### Given instruction
Copy out the data below as written; omit any images.

Records from a collection of figures:
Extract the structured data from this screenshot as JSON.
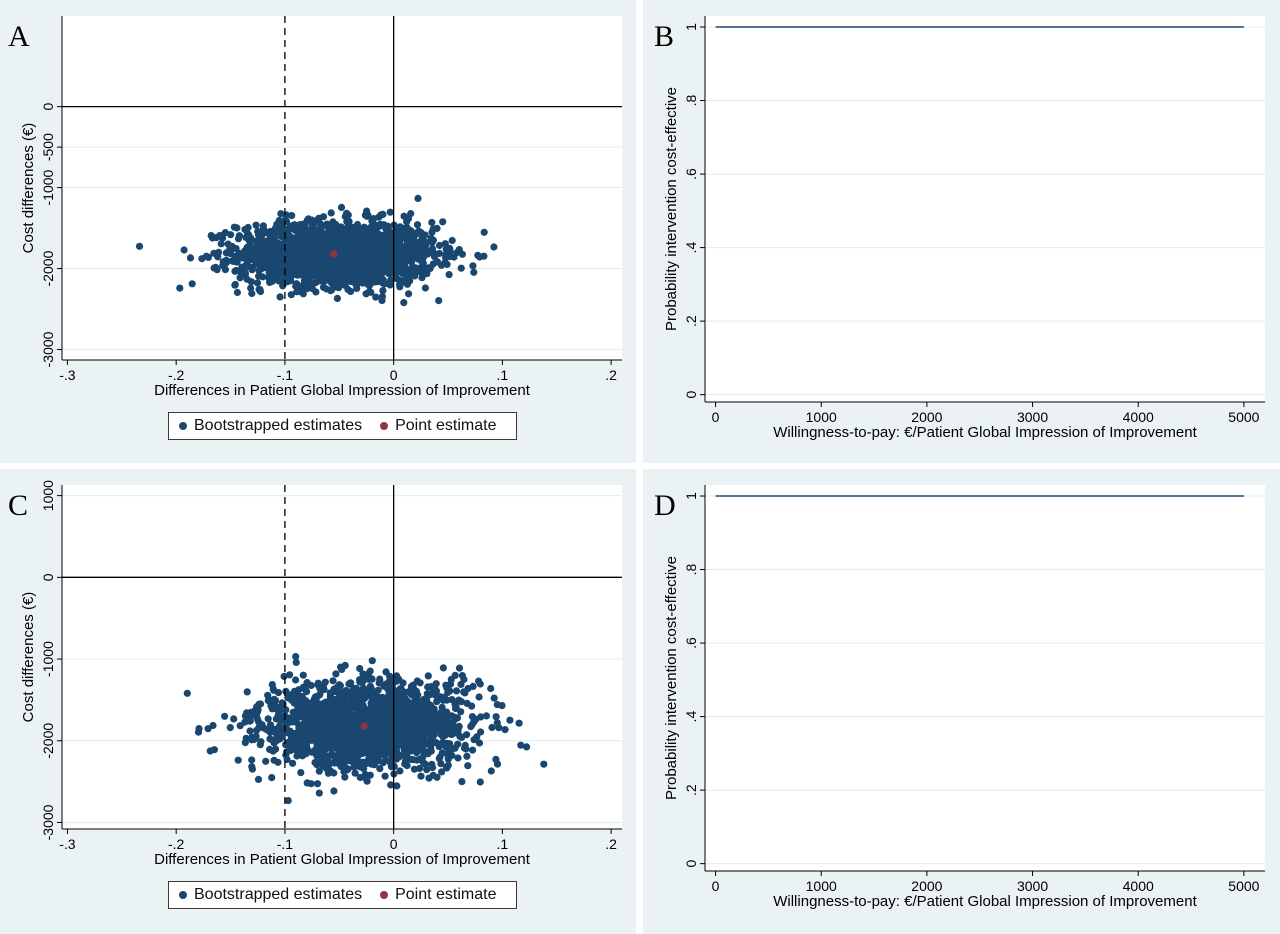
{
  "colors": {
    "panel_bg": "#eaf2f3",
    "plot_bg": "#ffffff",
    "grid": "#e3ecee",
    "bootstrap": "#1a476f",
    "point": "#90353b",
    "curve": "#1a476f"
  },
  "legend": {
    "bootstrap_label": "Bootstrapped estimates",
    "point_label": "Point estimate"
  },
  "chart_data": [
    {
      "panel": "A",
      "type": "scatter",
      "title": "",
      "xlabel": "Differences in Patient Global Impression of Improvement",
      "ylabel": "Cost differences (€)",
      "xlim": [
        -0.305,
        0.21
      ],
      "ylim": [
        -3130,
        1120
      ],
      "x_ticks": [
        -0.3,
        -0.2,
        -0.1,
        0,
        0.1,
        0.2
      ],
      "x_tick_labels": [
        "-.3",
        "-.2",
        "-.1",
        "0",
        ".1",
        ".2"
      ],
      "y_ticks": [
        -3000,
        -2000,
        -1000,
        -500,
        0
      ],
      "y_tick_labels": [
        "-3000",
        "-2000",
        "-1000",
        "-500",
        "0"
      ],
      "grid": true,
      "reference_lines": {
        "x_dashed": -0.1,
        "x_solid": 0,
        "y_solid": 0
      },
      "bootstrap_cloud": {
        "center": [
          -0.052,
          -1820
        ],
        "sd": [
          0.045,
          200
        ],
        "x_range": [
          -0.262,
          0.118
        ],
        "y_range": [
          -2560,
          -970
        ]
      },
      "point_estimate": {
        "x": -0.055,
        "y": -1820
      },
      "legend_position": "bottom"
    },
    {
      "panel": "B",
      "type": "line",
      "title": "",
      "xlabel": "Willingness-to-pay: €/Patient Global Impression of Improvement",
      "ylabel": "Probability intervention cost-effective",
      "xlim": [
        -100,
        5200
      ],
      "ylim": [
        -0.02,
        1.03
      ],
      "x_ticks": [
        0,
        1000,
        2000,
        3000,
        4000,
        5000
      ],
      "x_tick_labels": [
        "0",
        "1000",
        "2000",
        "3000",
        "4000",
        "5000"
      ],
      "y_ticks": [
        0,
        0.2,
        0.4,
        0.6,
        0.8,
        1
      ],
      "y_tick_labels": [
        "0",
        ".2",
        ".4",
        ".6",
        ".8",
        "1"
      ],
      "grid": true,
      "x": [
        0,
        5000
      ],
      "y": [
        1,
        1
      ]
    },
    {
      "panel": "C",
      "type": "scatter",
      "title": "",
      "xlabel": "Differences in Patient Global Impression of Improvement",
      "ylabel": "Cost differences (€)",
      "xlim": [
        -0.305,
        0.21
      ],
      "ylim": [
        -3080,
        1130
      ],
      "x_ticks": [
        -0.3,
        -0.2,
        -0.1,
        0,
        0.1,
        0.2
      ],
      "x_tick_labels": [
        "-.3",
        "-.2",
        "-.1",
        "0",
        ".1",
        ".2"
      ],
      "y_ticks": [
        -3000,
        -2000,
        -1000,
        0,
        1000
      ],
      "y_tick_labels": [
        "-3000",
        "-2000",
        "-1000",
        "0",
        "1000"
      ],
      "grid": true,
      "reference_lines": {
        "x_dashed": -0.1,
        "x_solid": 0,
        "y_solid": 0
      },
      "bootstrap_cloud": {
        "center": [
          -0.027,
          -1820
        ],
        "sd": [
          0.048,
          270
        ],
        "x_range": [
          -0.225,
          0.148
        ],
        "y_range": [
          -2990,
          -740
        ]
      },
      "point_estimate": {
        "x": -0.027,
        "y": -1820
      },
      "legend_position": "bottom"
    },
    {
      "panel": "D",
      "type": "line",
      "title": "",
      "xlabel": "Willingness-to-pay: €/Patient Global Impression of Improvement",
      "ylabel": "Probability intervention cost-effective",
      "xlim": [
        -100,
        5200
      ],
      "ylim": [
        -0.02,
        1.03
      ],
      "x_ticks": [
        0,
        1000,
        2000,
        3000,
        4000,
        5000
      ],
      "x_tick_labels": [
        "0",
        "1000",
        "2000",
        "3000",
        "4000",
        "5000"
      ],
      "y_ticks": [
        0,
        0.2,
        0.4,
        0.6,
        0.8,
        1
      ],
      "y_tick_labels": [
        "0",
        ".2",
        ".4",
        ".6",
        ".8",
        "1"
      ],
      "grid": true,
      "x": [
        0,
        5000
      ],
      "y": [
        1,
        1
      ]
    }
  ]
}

### Task solution
Extract the structured data from this screenshot as JSON.
{
  "colors": {
    "panel_bg": "#eaf2f3",
    "plot_bg": "#ffffff",
    "grid": "#e3ecee",
    "bootstrap": "#1a476f",
    "point": "#90353b",
    "curve": "#1a476f"
  },
  "legend": {
    "bootstrap_label": "Bootstrapped estimates",
    "point_label": "Point estimate"
  },
  "chart_data": [
    {
      "panel": "A",
      "type": "scatter",
      "title": "",
      "xlabel": "Differences in Patient Global Impression of Improvement",
      "ylabel": "Cost differences (€)",
      "xlim": [
        -0.305,
        0.21
      ],
      "ylim": [
        -3130,
        1120
      ],
      "x_ticks": [
        -0.3,
        -0.2,
        -0.1,
        0,
        0.1,
        0.2
      ],
      "x_tick_labels": [
        "-.3",
        "-.2",
        "-.1",
        "0",
        ".1",
        ".2"
      ],
      "y_ticks": [
        -3000,
        -2000,
        -1000,
        -500,
        0
      ],
      "y_tick_labels": [
        "-3000",
        "-2000",
        "-1000",
        "-500",
        "0"
      ],
      "grid": true,
      "reference_lines": {
        "x_dashed": -0.1,
        "x_solid": 0,
        "y_solid": 0
      },
      "bootstrap_cloud": {
        "center": [
          -0.052,
          -1820
        ],
        "sd": [
          0.045,
          200
        ],
        "x_range": [
          -0.262,
          0.118
        ],
        "y_range": [
          -2560,
          -970
        ]
      },
      "point_estimate": {
        "x": -0.055,
        "y": -1820
      },
      "legend_position": "bottom"
    },
    {
      "panel": "B",
      "type": "line",
      "title": "",
      "xlabel": "Willingness-to-pay: €/Patient Global Impression of Improvement",
      "ylabel": "Probability intervention cost-effective",
      "xlim": [
        -100,
        5200
      ],
      "ylim": [
        -0.02,
        1.03
      ],
      "x_ticks": [
        0,
        1000,
        2000,
        3000,
        4000,
        5000
      ],
      "x_tick_labels": [
        "0",
        "1000",
        "2000",
        "3000",
        "4000",
        "5000"
      ],
      "y_ticks": [
        0,
        0.2,
        0.4,
        0.6,
        0.8,
        1
      ],
      "y_tick_labels": [
        "0",
        ".2",
        ".4",
        ".6",
        ".8",
        "1"
      ],
      "grid": true,
      "x": [
        0,
        5000
      ],
      "y": [
        1,
        1
      ]
    },
    {
      "panel": "C",
      "type": "scatter",
      "title": "",
      "xlabel": "Differences in Patient Global Impression of Improvement",
      "ylabel": "Cost differences (€)",
      "xlim": [
        -0.305,
        0.21
      ],
      "ylim": [
        -3080,
        1130
      ],
      "x_ticks": [
        -0.3,
        -0.2,
        -0.1,
        0,
        0.1,
        0.2
      ],
      "x_tick_labels": [
        "-.3",
        "-.2",
        "-.1",
        "0",
        ".1",
        ".2"
      ],
      "y_ticks": [
        -3000,
        -2000,
        -1000,
        0,
        1000
      ],
      "y_tick_labels": [
        "-3000",
        "-2000",
        "-1000",
        "0",
        "1000"
      ],
      "grid": true,
      "reference_lines": {
        "x_dashed": -0.1,
        "x_solid": 0,
        "y_solid": 0
      },
      "bootstrap_cloud": {
        "center": [
          -0.027,
          -1820
        ],
        "sd": [
          0.048,
          270
        ],
        "x_range": [
          -0.225,
          0.148
        ],
        "y_range": [
          -2990,
          -740
        ]
      },
      "point_estimate": {
        "x": -0.027,
        "y": -1820
      },
      "legend_position": "bottom"
    },
    {
      "panel": "D",
      "type": "line",
      "title": "",
      "xlabel": "Willingness-to-pay: €/Patient Global Impression of Improvement",
      "ylabel": "Probability intervention cost-effective",
      "xlim": [
        -100,
        5200
      ],
      "ylim": [
        -0.02,
        1.03
      ],
      "x_ticks": [
        0,
        1000,
        2000,
        3000,
        4000,
        5000
      ],
      "x_tick_labels": [
        "0",
        "1000",
        "2000",
        "3000",
        "4000",
        "5000"
      ],
      "y_ticks": [
        0,
        0.2,
        0.4,
        0.6,
        0.8,
        1
      ],
      "y_tick_labels": [
        "0",
        ".2",
        ".4",
        ".6",
        ".8",
        "1"
      ],
      "grid": true,
      "x": [
        0,
        5000
      ],
      "y": [
        1,
        1
      ]
    }
  ]
}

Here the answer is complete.